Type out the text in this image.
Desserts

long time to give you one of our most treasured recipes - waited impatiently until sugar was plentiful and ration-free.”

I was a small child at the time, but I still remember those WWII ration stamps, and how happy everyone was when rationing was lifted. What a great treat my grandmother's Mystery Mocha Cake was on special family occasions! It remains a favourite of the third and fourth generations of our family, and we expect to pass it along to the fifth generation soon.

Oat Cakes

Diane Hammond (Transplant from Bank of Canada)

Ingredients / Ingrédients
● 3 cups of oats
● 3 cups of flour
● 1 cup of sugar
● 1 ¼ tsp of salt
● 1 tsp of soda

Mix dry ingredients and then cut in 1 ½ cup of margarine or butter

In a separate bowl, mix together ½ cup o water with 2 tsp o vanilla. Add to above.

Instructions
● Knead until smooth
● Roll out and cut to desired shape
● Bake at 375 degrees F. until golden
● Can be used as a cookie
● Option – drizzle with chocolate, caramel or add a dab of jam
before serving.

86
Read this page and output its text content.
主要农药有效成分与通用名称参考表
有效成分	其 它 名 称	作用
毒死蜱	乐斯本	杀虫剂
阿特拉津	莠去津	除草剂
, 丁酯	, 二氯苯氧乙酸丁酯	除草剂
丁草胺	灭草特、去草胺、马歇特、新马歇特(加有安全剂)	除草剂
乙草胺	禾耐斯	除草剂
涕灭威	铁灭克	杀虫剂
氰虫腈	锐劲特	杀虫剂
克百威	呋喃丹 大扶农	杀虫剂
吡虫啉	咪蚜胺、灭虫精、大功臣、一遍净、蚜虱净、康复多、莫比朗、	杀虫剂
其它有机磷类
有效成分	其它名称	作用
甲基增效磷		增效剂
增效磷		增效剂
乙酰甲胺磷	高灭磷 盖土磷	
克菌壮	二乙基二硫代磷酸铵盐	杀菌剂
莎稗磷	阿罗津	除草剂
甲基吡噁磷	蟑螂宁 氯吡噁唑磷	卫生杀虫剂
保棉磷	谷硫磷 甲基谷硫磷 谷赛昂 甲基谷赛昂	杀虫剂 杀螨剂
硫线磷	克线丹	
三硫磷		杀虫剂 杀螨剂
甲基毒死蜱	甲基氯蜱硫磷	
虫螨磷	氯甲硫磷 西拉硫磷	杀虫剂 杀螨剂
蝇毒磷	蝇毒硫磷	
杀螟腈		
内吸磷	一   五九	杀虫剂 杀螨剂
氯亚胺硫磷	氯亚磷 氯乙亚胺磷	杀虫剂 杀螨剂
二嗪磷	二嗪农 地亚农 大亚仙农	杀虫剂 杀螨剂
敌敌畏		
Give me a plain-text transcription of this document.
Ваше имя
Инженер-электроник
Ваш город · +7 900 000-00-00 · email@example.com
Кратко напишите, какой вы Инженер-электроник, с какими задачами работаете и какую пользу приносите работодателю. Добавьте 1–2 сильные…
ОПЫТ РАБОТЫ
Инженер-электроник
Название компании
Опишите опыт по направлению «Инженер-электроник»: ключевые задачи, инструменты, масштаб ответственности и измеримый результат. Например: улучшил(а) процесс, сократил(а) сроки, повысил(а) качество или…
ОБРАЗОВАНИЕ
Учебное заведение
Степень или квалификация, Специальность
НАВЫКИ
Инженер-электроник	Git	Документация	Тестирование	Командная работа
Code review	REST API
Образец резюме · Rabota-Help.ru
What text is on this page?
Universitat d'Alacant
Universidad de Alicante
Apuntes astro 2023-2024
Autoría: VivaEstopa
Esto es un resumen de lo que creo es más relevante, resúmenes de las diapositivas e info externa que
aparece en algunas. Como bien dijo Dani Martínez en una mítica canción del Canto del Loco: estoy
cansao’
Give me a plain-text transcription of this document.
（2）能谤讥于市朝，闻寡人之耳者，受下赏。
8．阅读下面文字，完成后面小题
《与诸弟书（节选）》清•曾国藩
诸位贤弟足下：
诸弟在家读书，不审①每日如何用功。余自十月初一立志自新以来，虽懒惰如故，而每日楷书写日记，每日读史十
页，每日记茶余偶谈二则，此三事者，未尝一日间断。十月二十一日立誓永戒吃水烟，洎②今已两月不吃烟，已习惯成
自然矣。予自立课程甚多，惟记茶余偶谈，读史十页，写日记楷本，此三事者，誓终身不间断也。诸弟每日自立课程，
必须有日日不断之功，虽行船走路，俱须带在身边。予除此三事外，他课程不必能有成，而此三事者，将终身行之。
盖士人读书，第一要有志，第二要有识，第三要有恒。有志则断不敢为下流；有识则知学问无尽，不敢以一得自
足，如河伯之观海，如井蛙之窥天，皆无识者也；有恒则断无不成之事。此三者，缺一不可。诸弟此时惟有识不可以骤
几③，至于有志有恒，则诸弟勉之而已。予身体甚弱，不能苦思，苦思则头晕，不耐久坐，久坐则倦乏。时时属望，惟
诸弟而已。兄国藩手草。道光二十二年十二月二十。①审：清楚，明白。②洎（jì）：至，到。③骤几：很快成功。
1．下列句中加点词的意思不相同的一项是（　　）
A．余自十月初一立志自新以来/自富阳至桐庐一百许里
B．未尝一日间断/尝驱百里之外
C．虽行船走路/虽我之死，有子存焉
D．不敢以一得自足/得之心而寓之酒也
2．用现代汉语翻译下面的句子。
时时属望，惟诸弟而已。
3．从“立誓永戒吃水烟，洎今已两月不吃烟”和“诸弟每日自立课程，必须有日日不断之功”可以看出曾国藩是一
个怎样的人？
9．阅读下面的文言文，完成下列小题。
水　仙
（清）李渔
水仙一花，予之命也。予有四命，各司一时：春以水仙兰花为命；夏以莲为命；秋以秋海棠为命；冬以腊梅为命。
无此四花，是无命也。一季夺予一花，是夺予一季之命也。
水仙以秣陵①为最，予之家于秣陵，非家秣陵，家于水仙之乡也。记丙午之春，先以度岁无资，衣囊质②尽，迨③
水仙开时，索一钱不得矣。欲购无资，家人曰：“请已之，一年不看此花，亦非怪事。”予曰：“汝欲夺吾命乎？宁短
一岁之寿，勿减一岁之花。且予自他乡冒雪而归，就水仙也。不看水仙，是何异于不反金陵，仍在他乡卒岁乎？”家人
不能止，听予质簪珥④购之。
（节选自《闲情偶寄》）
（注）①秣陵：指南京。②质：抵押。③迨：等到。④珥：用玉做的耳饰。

+===+

*Task statement*:
All of the records must be repeated exactly.

*Task output*:
Type out the text in this image.
Desserts

long time to give you one of our most treasured recipes - waited impatiently until sugar was plentiful and ration-free.”

I was a small child at the time, but I still remember those WWII ration stamps, and how happy everyone was when rationing was lifted. What a great treat my grandmother's Mystery Mocha Cake was on special family occasions! It remains a favourite of the third and fourth generations of our family, and we expect to pass it along to the fifth generation soon.

Oat Cakes

Diane Hammond (Transplant from Bank of Canada)

Ingredients / Ingrédients
● 3 cups of oats
● 3 cups of flour
● 1 cup of sugar
● 1 ¼ tsp of salt
● 1 tsp of soda

Mix dry ingredients and then cut in 1 ½ cup of margarine or butter

In a separate bowl, mix together ½ cup o water with 2 tsp o vanilla. Add to above.

Instructions
● Knead until smooth
● Roll out and cut to desired shape
● Bake at 375 degrees F. until golden
● Can be used as a cookie
● Option – drizzle with chocolate, caramel or add a dab of jam
before serving.

86
Read this page and output its text content.
主要农药有效成分与通用名称参考表
有效成分	其 它 名 称	作用
毒死蜱	乐斯本	杀虫剂
阿特拉津	莠去津	除草剂
, 丁酯	, 二氯苯氧乙酸丁酯	除草剂
丁草胺	灭草特、去草胺、马歇特、新马歇特(加有安全剂)	除草剂
乙草胺	禾耐斯	除草剂
涕灭威	铁灭克	杀虫剂
氰虫腈	锐劲特	杀虫剂
克百威	呋喃丹 大扶农	杀虫剂
吡虫啉	咪蚜胺、灭虫精、大功臣、一遍净、蚜虱净、康复多、莫比朗、	杀虫剂
其它有机磷类
有效成分	其它名称	作用
甲基增效磷		增效剂
增效磷		增效剂
乙酰甲胺磷	高灭磷 盖土磷	
克菌壮	二乙基二硫代磷酸铵盐	杀菌剂
莎稗磷	阿罗津	除草剂
甲基吡噁磷	蟑螂宁 氯吡噁唑磷	卫生杀虫剂
保棉磷	谷硫磷 甲基谷硫磷 谷赛昂 甲基谷赛昂	杀虫剂 杀螨剂
硫线磷	克线丹	
三硫磷		杀虫剂 杀螨剂
甲基毒死蜱	甲基氯蜱硫磷	
虫螨磷	氯甲硫磷 西拉硫磷	杀虫剂 杀螨剂
蝇毒磷	蝇毒硫磷	
杀螟腈		
内吸磷	一   五九	杀虫剂 杀螨剂
氯亚胺硫磷	氯亚磷 氯乙亚胺磷	杀虫剂 杀螨剂
二嗪磷	二嗪农 地亚农 大亚仙农	杀虫剂 杀螨剂
敌敌畏		
Give me a plain-text transcription of this document.
Ваше имя
Инженер-электроник
Ваш город · +7 900 000-00-00 · email@example.com
Кратко напишите, какой вы Инженер-электроник, с какими задачами работаете и какую пользу приносите работодателю. Добавьте 1–2 сильные…
ОПЫТ РАБОТЫ
Инженер-электроник
Название компании
Опишите опыт по направлению «Инженер-электроник»: ключевые задачи, инструменты, масштаб ответственности и измеримый результат. Например: улучшил(а) процесс, сократил(а) сроки, повысил(а) качество или…
ОБРАЗОВАНИЕ
Учебное заведение
Степень или квалификация, Специальность
НАВЫКИ
Инженер-электроник	Git	Документация	Тестирование	Командная работа
Code review	REST API
Образец резюме · Rabota-Help.ru
What text is on this page?
Universitat d'Alacant
Universidad de Alicante
Apuntes astro 2023-2024
Autoría: VivaEstopa
Esto es un resumen de lo que creo es más relevante, resúmenes de las diapositivas e info externa que
aparece en algunas. Como bien dijo Dani Martínez en una mítica canción del Canto del Loco: estoy
cansao’
Give me a plain-text transcription of this document.
（2）能谤讥于市朝，闻寡人之耳者，受下赏。
8．阅读下面文字，完成后面小题
《与诸弟书（节选）》清•曾国藩
诸位贤弟足下：
诸弟在家读书，不审①每日如何用功。余自十月初一立志自新以来，虽懒惰如故，而每日楷书写日记，每日读史十
页，每日记茶余偶谈二则，此三事者，未尝一日间断。十月二十一日立誓永戒吃水烟，洎②今已两月不吃烟，已习惯成
自然矣。予自立课程甚多，惟记茶余偶谈，读史十页，写日记楷本，此三事者，誓终身不间断也。诸弟每日自立课程，
必须有日日不断之功，虽行船走路，俱须带在身边。予除此三事外，他课程不必能有成，而此三事者，将终身行之。
盖士人读书，第一要有志，第二要有识，第三要有恒。有志则断不敢为下流；有识则知学问无尽，不敢以一得自
足，如河伯之观海，如井蛙之窥天，皆无识者也；有恒则断无不成之事。此三者，缺一不可。诸弟此时惟有识不可以骤
几③，至于有志有恒，则诸弟勉之而已。予身体甚弱，不能苦思，苦思则头晕，不耐久坐，久坐则倦乏。时时属望，惟
诸弟而已。兄国藩手草。道光二十二年十二月二十。①审：清楚，明白。②洎（jì）：至，到。③骤几：很快成功。
1．下列句中加点词的意思不相同的一项是（　　）
A．余自十月初一立志自新以来/自富阳至桐庐一百许里
B．未尝一日间断/尝驱百里之外
C．虽行船走路/虽我之死，有子存焉
D．不敢以一得自足/得之心而寓之酒也
2．用现代汉语翻译下面的句子。
时时属望，惟诸弟而已。
3．从“立誓永戒吃水烟，洎今已两月不吃烟”和“诸弟每日自立课程，必须有日日不断之功”可以看出曾国藩是一
个怎样的人？
9．阅读下面的文言文，完成下列小题。
水　仙
（清）李渔
水仙一花，予之命也。予有四命，各司一时：春以水仙兰花为命；夏以莲为命；秋以秋海棠为命；冬以腊梅为命。
无此四花，是无命也。一季夺予一花，是夺予一季之命也。
水仙以秣陵①为最，予之家于秣陵，非家秣陵，家于水仙之乡也。记丙午之春，先以度岁无资，衣囊质②尽，迨③
水仙开时，索一钱不得矣。欲购无资，家人曰：“请已之，一年不看此花，亦非怪事。”予曰：“汝欲夺吾命乎？宁短
一岁之寿，勿减一岁之花。且予自他乡冒雪而归，就水仙也。不看水仙，是何异于不反金陵，仍在他乡卒岁乎？”家人
不能止，听予质簪珥④购之。
（节选自《闲情偶寄》）
（注）①秣陵：指南京。②质：抵押。③迨：等到。④珥：用玉做的耳饰。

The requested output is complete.